• **Dataset rows**
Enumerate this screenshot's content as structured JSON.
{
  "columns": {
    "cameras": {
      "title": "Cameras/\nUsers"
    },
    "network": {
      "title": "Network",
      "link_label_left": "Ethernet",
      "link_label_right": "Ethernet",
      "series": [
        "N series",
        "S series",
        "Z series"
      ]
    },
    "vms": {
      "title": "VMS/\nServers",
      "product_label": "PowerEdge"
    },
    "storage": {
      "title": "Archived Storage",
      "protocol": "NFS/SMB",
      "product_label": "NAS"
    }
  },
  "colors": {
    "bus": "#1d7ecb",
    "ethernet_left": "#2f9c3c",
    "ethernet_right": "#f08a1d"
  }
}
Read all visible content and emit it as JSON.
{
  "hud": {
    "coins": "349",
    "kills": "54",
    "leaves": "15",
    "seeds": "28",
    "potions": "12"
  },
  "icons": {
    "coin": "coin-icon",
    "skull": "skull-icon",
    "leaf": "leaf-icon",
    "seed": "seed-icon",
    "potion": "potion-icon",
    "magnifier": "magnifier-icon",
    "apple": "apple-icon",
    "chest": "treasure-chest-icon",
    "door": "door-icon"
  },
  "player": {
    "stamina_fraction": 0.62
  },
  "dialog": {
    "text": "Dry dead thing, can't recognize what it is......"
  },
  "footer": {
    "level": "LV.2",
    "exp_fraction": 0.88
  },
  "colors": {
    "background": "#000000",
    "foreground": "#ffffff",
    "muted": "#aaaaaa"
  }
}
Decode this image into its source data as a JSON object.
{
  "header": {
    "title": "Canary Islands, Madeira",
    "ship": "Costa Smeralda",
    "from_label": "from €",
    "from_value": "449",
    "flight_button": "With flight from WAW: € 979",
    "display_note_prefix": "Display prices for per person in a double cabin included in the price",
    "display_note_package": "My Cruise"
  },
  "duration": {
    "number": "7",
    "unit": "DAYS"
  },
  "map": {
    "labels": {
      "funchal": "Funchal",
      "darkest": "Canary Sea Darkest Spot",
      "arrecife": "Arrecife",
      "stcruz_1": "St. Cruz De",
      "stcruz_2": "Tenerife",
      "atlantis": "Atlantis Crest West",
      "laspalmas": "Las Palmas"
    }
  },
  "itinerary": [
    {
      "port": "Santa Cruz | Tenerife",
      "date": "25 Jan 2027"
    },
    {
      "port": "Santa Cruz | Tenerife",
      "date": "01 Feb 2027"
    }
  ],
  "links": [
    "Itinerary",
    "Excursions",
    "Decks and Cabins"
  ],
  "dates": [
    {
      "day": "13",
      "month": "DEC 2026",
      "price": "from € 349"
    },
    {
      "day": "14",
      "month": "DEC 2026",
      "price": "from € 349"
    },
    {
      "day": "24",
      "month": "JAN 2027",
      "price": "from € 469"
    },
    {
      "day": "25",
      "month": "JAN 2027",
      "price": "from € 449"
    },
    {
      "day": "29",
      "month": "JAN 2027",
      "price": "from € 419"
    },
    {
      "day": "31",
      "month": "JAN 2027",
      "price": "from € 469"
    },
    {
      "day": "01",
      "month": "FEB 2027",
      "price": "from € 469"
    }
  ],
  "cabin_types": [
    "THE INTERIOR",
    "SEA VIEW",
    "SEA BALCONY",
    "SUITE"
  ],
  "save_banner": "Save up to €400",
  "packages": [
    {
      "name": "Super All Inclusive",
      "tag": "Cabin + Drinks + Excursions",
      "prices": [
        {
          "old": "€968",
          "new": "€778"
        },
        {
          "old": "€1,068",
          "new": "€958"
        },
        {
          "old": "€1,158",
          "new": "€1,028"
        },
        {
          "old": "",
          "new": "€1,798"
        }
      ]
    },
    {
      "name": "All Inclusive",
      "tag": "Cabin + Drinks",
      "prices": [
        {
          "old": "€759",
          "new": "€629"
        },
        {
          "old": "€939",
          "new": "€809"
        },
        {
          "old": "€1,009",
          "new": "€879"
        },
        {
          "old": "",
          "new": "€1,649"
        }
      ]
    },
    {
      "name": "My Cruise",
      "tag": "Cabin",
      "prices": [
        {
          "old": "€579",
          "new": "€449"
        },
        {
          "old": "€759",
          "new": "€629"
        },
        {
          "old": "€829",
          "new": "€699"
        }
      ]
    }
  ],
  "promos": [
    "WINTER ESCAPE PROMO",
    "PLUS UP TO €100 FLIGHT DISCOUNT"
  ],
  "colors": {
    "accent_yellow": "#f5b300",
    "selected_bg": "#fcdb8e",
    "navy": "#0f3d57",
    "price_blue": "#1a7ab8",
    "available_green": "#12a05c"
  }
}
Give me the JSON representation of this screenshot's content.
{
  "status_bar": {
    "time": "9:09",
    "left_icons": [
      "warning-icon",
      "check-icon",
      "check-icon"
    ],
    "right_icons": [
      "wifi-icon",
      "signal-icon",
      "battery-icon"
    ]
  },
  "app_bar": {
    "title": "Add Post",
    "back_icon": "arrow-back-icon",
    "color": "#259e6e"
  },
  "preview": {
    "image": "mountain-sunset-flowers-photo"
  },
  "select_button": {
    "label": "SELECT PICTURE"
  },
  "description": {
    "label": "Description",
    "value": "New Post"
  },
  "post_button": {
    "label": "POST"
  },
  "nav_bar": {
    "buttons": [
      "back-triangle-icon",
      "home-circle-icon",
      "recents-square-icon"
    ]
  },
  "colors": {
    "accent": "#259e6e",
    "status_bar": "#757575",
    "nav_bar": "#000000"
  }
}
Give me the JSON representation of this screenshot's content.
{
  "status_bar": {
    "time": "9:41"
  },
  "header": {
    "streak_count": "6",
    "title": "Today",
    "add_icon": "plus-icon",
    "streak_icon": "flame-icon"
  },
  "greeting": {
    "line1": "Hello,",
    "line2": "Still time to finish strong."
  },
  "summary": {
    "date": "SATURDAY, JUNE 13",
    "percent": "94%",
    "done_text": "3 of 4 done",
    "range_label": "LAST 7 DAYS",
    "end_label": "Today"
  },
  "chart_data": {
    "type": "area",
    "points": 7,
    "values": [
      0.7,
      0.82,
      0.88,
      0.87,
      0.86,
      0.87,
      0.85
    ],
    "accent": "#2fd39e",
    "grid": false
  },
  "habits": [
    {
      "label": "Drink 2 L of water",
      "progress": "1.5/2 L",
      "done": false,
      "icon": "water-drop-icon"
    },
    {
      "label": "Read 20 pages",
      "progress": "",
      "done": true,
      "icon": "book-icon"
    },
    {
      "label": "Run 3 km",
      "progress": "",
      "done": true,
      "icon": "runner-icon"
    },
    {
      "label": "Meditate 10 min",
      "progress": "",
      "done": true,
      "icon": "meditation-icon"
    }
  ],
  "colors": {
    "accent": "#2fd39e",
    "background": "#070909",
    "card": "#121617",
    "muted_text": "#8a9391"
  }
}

• **Given exercise**
Copy every line in the records above that contains the word "this".

• **Task result**
Enumerate this screenshot's content as structured JSON.
Decode this image into its source data as a JSON object.
Give me the JSON representation of this screenshot's content.
Give me the JSON representation of this screenshot's content.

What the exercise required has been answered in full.